■ What is needed
Leave out the pictures and return every entry exactly as it appears.
**** Recorded data
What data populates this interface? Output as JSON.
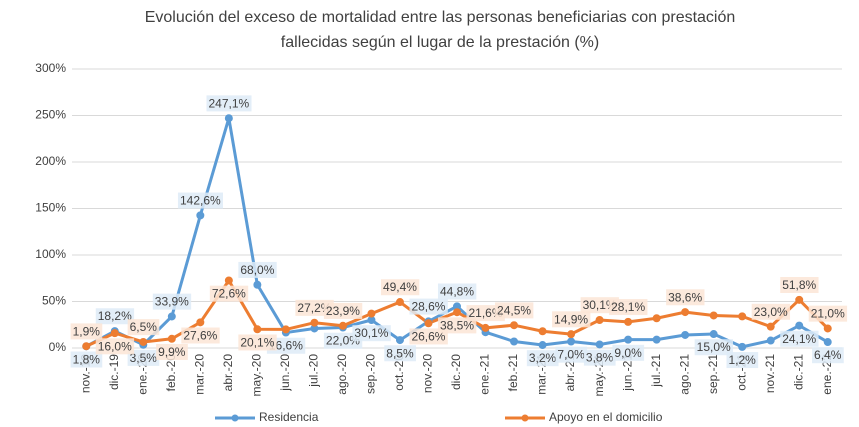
{
  "chart_data": {
    "type": "line",
    "title": [
      "Evolución del exceso de mortalidad entre las personas beneficiarias con prestación",
      "fallecidas según el lugar de la prestación (%)"
    ],
    "categories": [
      "nov.-19",
      "dic.-19",
      "ene.-20",
      "feb.-20",
      "mar.-20",
      "abr.-20",
      "may.-20",
      "jun.-20",
      "jul.-20",
      "ago.-20",
      "sep.-20",
      "oct.-20",
      "nov.-20",
      "dic.-20",
      "ene.-21",
      "feb.-21",
      "mar.-21",
      "abr.-21",
      "may.-21",
      "jun.-21",
      "jul.-21",
      "ago.-21",
      "sep.-21",
      "oct.-21",
      "nov.-21",
      "dic.-21",
      "ene.-22"
    ],
    "series": [
      {
        "name": "Residencia",
        "color": "#5b9bd5",
        "values": [
          1.8,
          18.2,
          3.5,
          33.9,
          142.6,
          247.1,
          68.0,
          16.6,
          21,
          22.0,
          30.1,
          8.5,
          28.6,
          44.8,
          17,
          7,
          3.2,
          7.0,
          3.8,
          9.0,
          9,
          14,
          15.0,
          1.2,
          8,
          24.1,
          6.4
        ],
        "value_labels": [
          "1,8%",
          "18,2%",
          "3,5%",
          "33,9%",
          "142,6%",
          "247,1%",
          "68,0%",
          "16,6%",
          null,
          "22,0%",
          "30,1%",
          "8,5%",
          "28,6%",
          "44,8%",
          null,
          null,
          "3,2%",
          "7,0%",
          "3,8%",
          "9,0%",
          null,
          null,
          "15,0%",
          "1,2%",
          null,
          "24,1%",
          "6,4%"
        ]
      },
      {
        "name": "Apoyo en el domicilio",
        "color": "#ed7d31",
        "values": [
          1.9,
          16.0,
          6.5,
          9.9,
          27.6,
          72.6,
          20.1,
          20,
          27.2,
          23.9,
          37,
          49.4,
          26.6,
          38.5,
          21.6,
          24.5,
          18,
          14.9,
          30.1,
          28.1,
          32,
          38.6,
          35,
          34,
          23.0,
          51.8,
          21.0
        ],
        "value_labels": [
          "1,9%",
          "16,0%",
          "6,5%",
          "9,9%",
          "27,6%",
          "72,6%",
          "20,1%",
          null,
          "27,2%",
          "23,9%",
          null,
          "49,4%",
          "26,6%",
          "38,5%",
          "21,6%",
          "24,5%",
          null,
          "14,9%",
          "30,1%",
          "28,1%",
          null,
          "38,6%",
          null,
          null,
          "23,0%",
          "51,8%",
          "21,0%"
        ]
      }
    ],
    "ylim": [
      0,
      300
    ],
    "yticks": [
      {
        "value": 0,
        "label": "0%"
      },
      {
        "value": 50,
        "label": "50%"
      },
      {
        "value": 100,
        "label": "100%"
      },
      {
        "value": 150,
        "label": "150%"
      },
      {
        "value": 200,
        "label": "200%"
      },
      {
        "value": 250,
        "label": "250%"
      },
      {
        "value": 300,
        "label": "300%"
      }
    ],
    "grid": true,
    "legend": "bottom"
  }
}
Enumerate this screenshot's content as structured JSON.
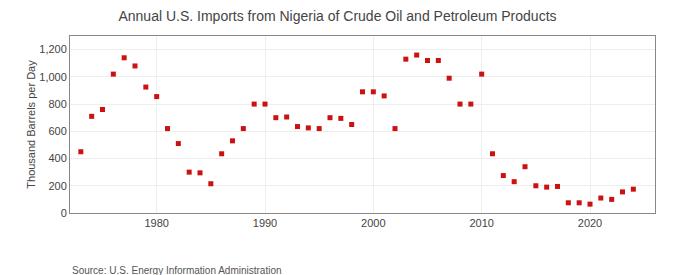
********
■ Result of the task
What data populates this interface? Output as JSON.
{
  "chart_data": {
    "type": "line",
    "title": [
      "Evolución del exceso de mortalidad entre las personas beneficiarias con prestación",
      "fallecidas según el lugar de la prestación (%)"
    ],
    "categories": [
      "nov.-19",
      "dic.-19",
      "ene.-20",
      "feb.-20",
      "mar.-20",
      "abr.-20",
      "may.-20",
      "jun.-20",
      "jul.-20",
      "ago.-20",
      "sep.-20",
      "oct.-20",
      "nov.-20",
      "dic.-20",
      "ene.-21",
      "feb.-21",
      "mar.-21",
      "abr.-21",
      "may.-21",
      "jun.-21",
      "jul.-21",
      "ago.-21",
      "sep.-21",
      "oct.-21",
      "nov.-21",
      "dic.-21",
      "ene.-22"
    ],
    "series": [
      {
        "name": "Residencia",
        "color": "#5b9bd5",
        "values": [
          1.8,
          18.2,
          3.5,
          33.9,
          142.6,
          247.1,
          68.0,
          16.6,
          21,
          22.0,
          30.1,
          8.5,
          28.6,
          44.8,
          17,
          7,
          3.2,
          7.0,
          3.8,
          9.0,
          9,
          14,
          15.0,
          1.2,
          8,
          24.1,
          6.4
        ],
        "value_labels": [
          "1,8%",
          "18,2%",
          "3,5%",
          "33,9%",
          "142,6%",
          "247,1%",
          "68,0%",
          "16,6%",
          null,
          "22,0%",
          "30,1%",
          "8,5%",
          "28,6%",
          "44,8%",
          null,
          null,
          "3,2%",
          "7,0%",
          "3,8%",
          "9,0%",
          null,
          null,
          "15,0%",
          "1,2%",
          null,
          "24,1%",
          "6,4%"
        ]
      },
      {
        "name": "Apoyo en el domicilio",
        "color": "#ed7d31",
        "values": [
          1.9,
          16.0,
          6.5,
          9.9,
          27.6,
          72.6,
          20.1,
          20,
          27.2,
          23.9,
          37,
          49.4,
          26.6,
          38.5,
          21.6,
          24.5,
          18,
          14.9,
          30.1,
          28.1,
          32,
          38.6,
          35,
          34,
          23.0,
          51.8,
          21.0
        ],
        "value_labels": [
          "1,9%",
          "16,0%",
          "6,5%",
          "9,9%",
          "27,6%",
          "72,6%",
          "20,1%",
          null,
          "27,2%",
          "23,9%",
          null,
          "49,4%",
          "26,6%",
          "38,5%",
          "21,6%",
          "24,5%",
          null,
          "14,9%",
          "30,1%",
          "28,1%",
          null,
          "38,6%",
          null,
          null,
          "23,0%",
          "51,8%",
          "21,0%"
        ]
      }
    ],
    "ylim": [
      0,
      300
    ],
    "yticks": [
      {
        "value": 0,
        "label": "0%"
      },
      {
        "value": 50,
        "label": "50%"
      },
      {
        "value": 100,
        "label": "100%"
      },
      {
        "value": 150,
        "label": "150%"
      },
      {
        "value": 200,
        "label": "200%"
      },
      {
        "value": 250,
        "label": "250%"
      },
      {
        "value": 300,
        "label": "300%"
      }
    ],
    "grid": true,
    "legend": "bottom"
  }
}
Enumerate this screenshot's content as structured JSON.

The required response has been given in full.